Objective:
In the records below, turn the lines from the one with "text-line: Volunteers, devoted" to the one with "99, 640, 117]", both included, into a JSON list of strings. Use one string per line and leave out blank lines.

## start Available data

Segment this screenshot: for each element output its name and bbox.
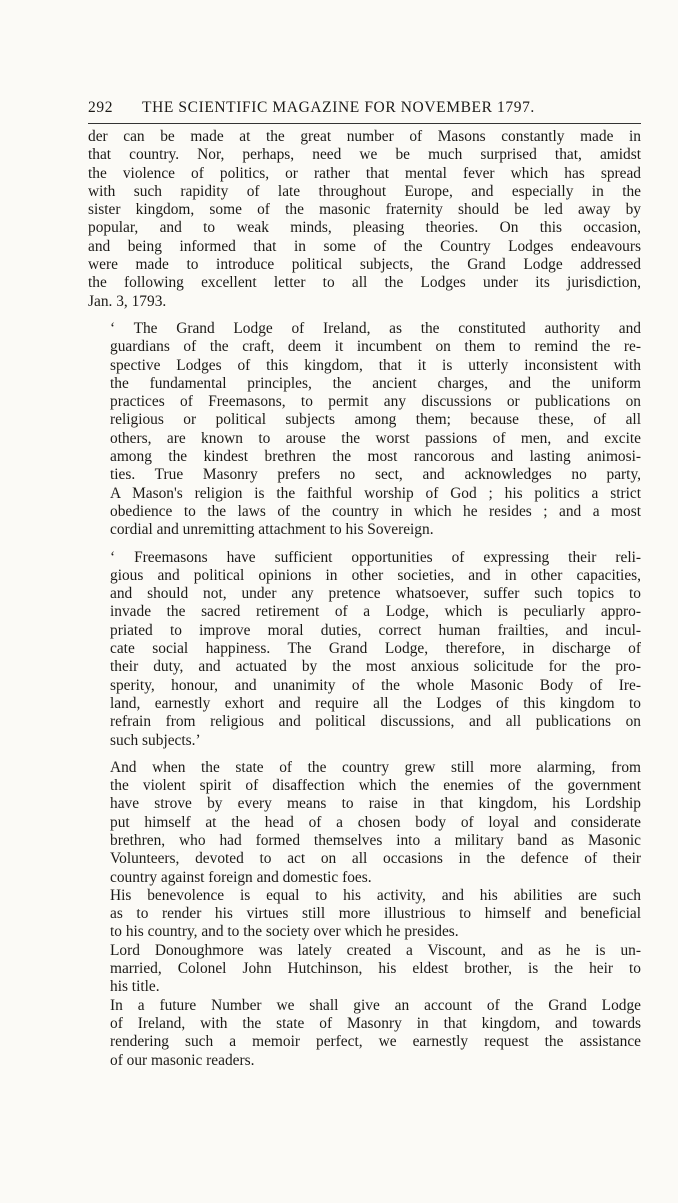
text-line: Volunteers, devoted to act on all occasions in the defence of their	[110, 850, 641, 868]
text-line: practices of Freemasons, to permit any discussions or publications on	[110, 393, 641, 411]
text-line: the violence of politics, or rather that mental fever which has spread	[88, 164, 641, 182]
text-line: their duty, and actuated by the most anxious solicitude for the pro-	[110, 658, 641, 676]
text-line: that country. Nor, perhaps, need we be much surprised that, amidst	[88, 146, 641, 164]
running-header	[88, 99, 640, 117]
text-line: country against foreign and domestic foes.	[110, 868, 372, 886]
text-line: others, are known to arouse the worst passions of men, and excite	[110, 429, 641, 447]
text-line: A Mason's religion is the faithful worship of God ; his politics a strict	[110, 484, 641, 502]
article-body	[88, 128, 641, 1070]
text-line: invade the sacred retirement of a Lodge, which is peculiarly appro-	[110, 603, 641, 621]
paragraph-2-letter-part-1	[88, 320, 641, 540]
text-line: sperity, honour, and unanimity of the whole Masonic Body of Ire-	[110, 676, 641, 694]
text-line: priated to improve moral duties, correct human frailties, and incul-	[110, 621, 641, 639]
text-line: land, earnestly exhort and require all the Lodges of this kingdom to	[110, 694, 641, 712]
text-line: gious and political opinions in other societies, and in other capacities,	[110, 566, 641, 584]
text-line: to his country, and to the society over which he presides.	[110, 923, 459, 941]
text-line: religious or political subjects among them; because these, of all	[110, 411, 641, 429]
text-line: ‘ The Grand Lodge of Ireland, as the constituted authority and	[110, 319, 641, 337]
paragraph-3-letter-part-2	[88, 549, 641, 750]
header-rule	[88, 123, 641, 124]
page-number: 292	[88, 99, 114, 116]
text-line: ties. True Masonry prefers no sect, and acknowledges no party,	[110, 466, 641, 484]
text-line: brethren, who had formed themselves into a military band as Masonic	[110, 831, 641, 849]
paragraph-7	[88, 997, 641, 1070]
text-line: of Ireland, with the state of Masonry in that kingdom, and towards	[110, 1014, 641, 1032]
text-line: His benevolence is equal to his activity, and his abilities are such	[110, 886, 641, 904]
text-line: with such rapidity of late throughout Europe, and especially in the	[88, 182, 641, 200]
text-line: as to render his virtues still more illustrious to himself and beneficial	[110, 905, 641, 923]
paragraph-1	[88, 128, 641, 311]
paragraph-6	[88, 942, 641, 997]
text-line: popular, and to weak minds, pleasing theories. On this occasion,	[88, 219, 641, 237]
text-line: spective Lodges of this kingdom, that it is utterly inconsistent with	[110, 356, 641, 374]
paragraph-5	[88, 887, 641, 942]
text-line: cate social happiness. The Grand Lodge, therefore, in discharge of	[110, 640, 641, 658]
text-line: In a future Number we shall give an account of the Grand Lodge	[110, 996, 641, 1014]
text-line: der can be made at the great number of Masons constantly made in	[88, 128, 641, 145]
text-line: of our masonic readers.	[110, 1051, 255, 1069]
text-line: the fundamental principles, the ancient charges, and the uniform	[110, 374, 641, 392]
text-line: And when the state of the country grew still more alarming, from	[110, 758, 641, 776]
text-line: put himself at the head of a chosen body of loyal and considerate	[110, 813, 641, 831]
text-line: and should not, under any pretence whatsoever, suffer such topics to	[110, 585, 641, 603]
text-line: married, Colonel John Hutchinson, his eldest brother, is the heir to	[110, 960, 641, 978]
paragraph-4	[88, 759, 641, 887]
text-line: refrain from religious and political discussions, and all publications on	[110, 713, 641, 731]
text-line: and being informed that in some of the Country Lodges endeavours	[88, 237, 641, 255]
text-line: were made to introduce political subjects, the Grand Lodge addressed	[88, 256, 641, 274]
text-line: cordial and unremitting attachment to his Sovereign.	[110, 521, 434, 539]
text-line: the violent spirit of disaffection which the enemies of the government	[110, 777, 641, 795]
text-line: Jan. 3, 1793.	[88, 292, 167, 310]
text-line: his title.	[110, 978, 160, 996]
text-line: sister kingdom, some of the masonic fraternity should be led away by	[88, 201, 641, 219]
text-line: obedience to the laws of the country in which he resides ; and a most	[110, 502, 641, 520]
text-line: such subjects.’	[110, 731, 201, 749]
text-line: among the kindest brethren the most rancorous and lasting animosi-	[110, 448, 641, 466]
text-line: rendering such a memoir perfect, we earnestly request the assistance	[110, 1033, 641, 1051]
text-line: the following excellent letter to all the Lodges under its jurisdiction,	[88, 274, 641, 292]
text-line: Lord Donoughmore was lately created a Viscount, and as he is un-	[110, 941, 641, 959]
text-line: guardians of the craft, deem it incumbent on them to remind the re-	[110, 338, 641, 356]
running-title: THE SCIENTIFIC MAGAZINE FOR NOVEMBER 1797.	[142, 99, 535, 116]
text-line: have strove by every means to raise in that kingdom, his Lordship	[110, 795, 641, 813]
text-line: ‘ Freemasons have sufficient opportunities of expressing their reli-	[110, 548, 641, 566]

## end Available data

Response to this task:
[
  "text-line: Volunteers, devoted to act on all occasions in the defence of their\t[110, 850, 641, 868]",
  "text-line: practices of Freemasons, to permit any discussions or publications on\t[110, 393, 641, 411]",
  "text-line: the violence of politics, or rather that mental fever which has spread\t[88, 164, 641, 182]",
  "text-line: their duty, and actuated by the most anxious solicitude for the pro-\t[110, 658, 641, 676]",
  "text-line: that country. Nor, perhaps, need we be much surprised that, amidst\t[88, 146, 641, 164]",
  "running-header\t[88, 99, 640, 117]"
]